Data excerpts:
---+---
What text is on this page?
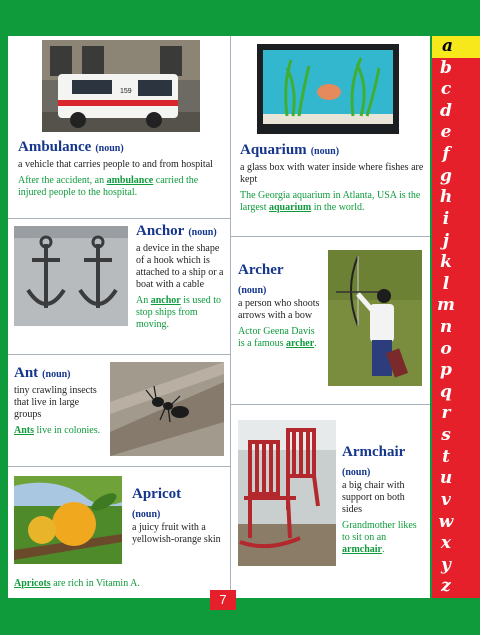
159
Ambulance (noun)
a vehicle that carries people to and from hospital
After the accident, an ambulance carried the injured people to the hospital.
Aquarium (noun)
a glass box with water inside where fishes are kept
The Georgia aquarium in Atlanta, USA is the largest aquarium in the world.
Anchor (noun)
a device in the shape of a hook which is attached to a ship or a boat with a cable
An anchor is used to stop ships from moving.
Archer
(noun)
a person who shoots arrows with a bow
Actor Geena Davis is a famous archer.
Ant (noun)
tiny crawling insects that live in large groups
Ants live in colonies.
Armchair
(noun)
a big chair with support on both sides
Grandmother likes to sit on an armchair.
Apricot
(noun)
a juicy fruit with a yellowish-orange skin
Apricots are rich in Vitamin A.
a
b
c
d
e
f
g
h
i
j
k
l
m
n
o
p
q
r
s
t
u
v
w
x
y
z
7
---+---
→ Required work: Write out the data precisely as given, excluding the pictures.

→ Complete response:
What text is on this page?
159
Ambulance (noun)
a vehicle that carries people to and from hospital
After the accident, an ambulance carried the injured people to the hospital.
Aquarium (noun)
a glass box with water inside where fishes are kept
The Georgia aquarium in Atlanta, USA is the largest aquarium in the world.
Anchor (noun)
a device in the shape of a hook which is attached to a ship or a boat with a cable
An anchor is used to stop ships from moving.
Archer
(noun)
a person who shoots arrows with a bow
Actor Geena Davis is a famous archer.
Ant (noun)
tiny crawling insects that live in large groups
Ants live in colonies.
Armchair
(noun)
a big chair with support on both sides
Grandmother likes to sit on an armchair.
Apricot
(noun)
a juicy fruit with a yellowish-orange skin
Apricots are rich in Vitamin A.
a
b
c
d
e
f
g
h
i
j
k
l
m
n
o
p
q
r
s
t
u
v
w
x
y
z
7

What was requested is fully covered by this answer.